>> BEGIN Data entries

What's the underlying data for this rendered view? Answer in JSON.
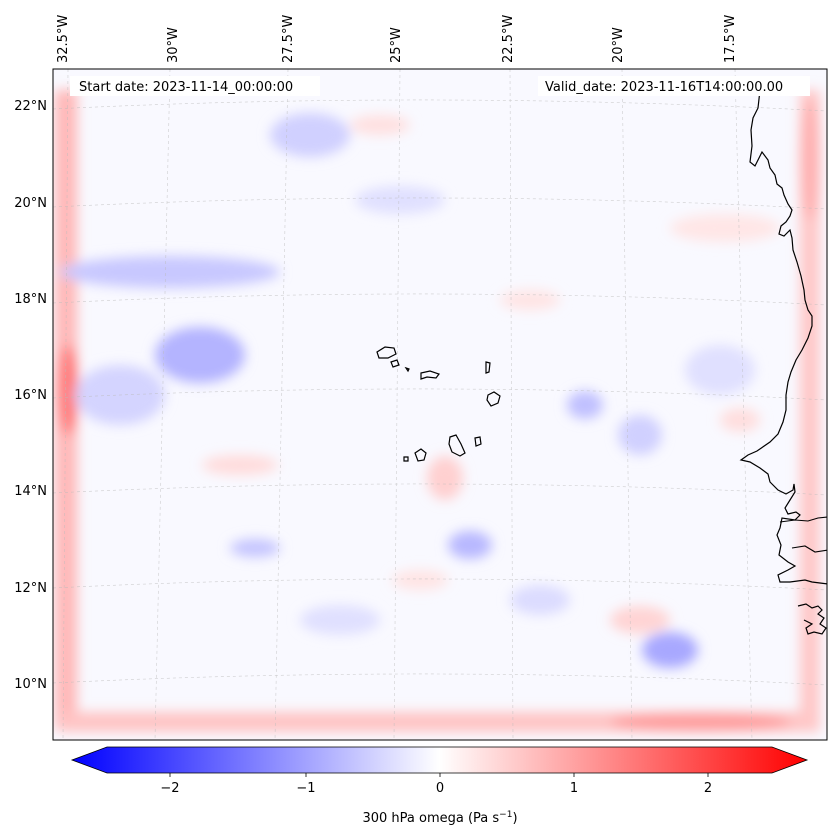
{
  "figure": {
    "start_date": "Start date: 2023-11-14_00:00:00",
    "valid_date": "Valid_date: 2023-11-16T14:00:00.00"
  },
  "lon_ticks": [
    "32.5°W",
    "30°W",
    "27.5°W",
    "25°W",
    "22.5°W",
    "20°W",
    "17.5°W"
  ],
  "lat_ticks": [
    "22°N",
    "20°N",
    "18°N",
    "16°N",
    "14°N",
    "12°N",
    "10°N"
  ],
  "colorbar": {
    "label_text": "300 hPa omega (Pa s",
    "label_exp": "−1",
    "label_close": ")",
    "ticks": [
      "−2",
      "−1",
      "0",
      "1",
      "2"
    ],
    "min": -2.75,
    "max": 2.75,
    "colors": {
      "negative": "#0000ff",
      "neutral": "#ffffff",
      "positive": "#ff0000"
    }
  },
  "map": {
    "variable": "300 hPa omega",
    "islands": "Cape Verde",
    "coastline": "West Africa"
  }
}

>> END Data entries

Repeat each entry above word for word, leaving every picture out.

What's the underlying data for this rendered view? Answer in JSON.
{
  "figure": {
    "start_date": "Start date: 2023-11-14_00:00:00",
    "valid_date": "Valid_date: 2023-11-16T14:00:00.00"
  },
  "lon_ticks": [
    "32.5°W",
    "30°W",
    "27.5°W",
    "25°W",
    "22.5°W",
    "20°W",
    "17.5°W"
  ],
  "lat_ticks": [
    "22°N",
    "20°N",
    "18°N",
    "16°N",
    "14°N",
    "12°N",
    "10°N"
  ],
  "colorbar": {
    "label_text": "300 hPa omega (Pa s",
    "label_exp": "−1",
    "label_close": ")",
    "ticks": [
      "−2",
      "−1",
      "0",
      "1",
      "2"
    ],
    "min": -2.75,
    "max": 2.75,
    "colors": {
      "negative": "#0000ff",
      "neutral": "#ffffff",
      "positive": "#ff0000"
    }
  },
  "map": {
    "variable": "300 hPa omega",
    "islands": "Cape Verde",
    "coastline": "West Africa"
  }
}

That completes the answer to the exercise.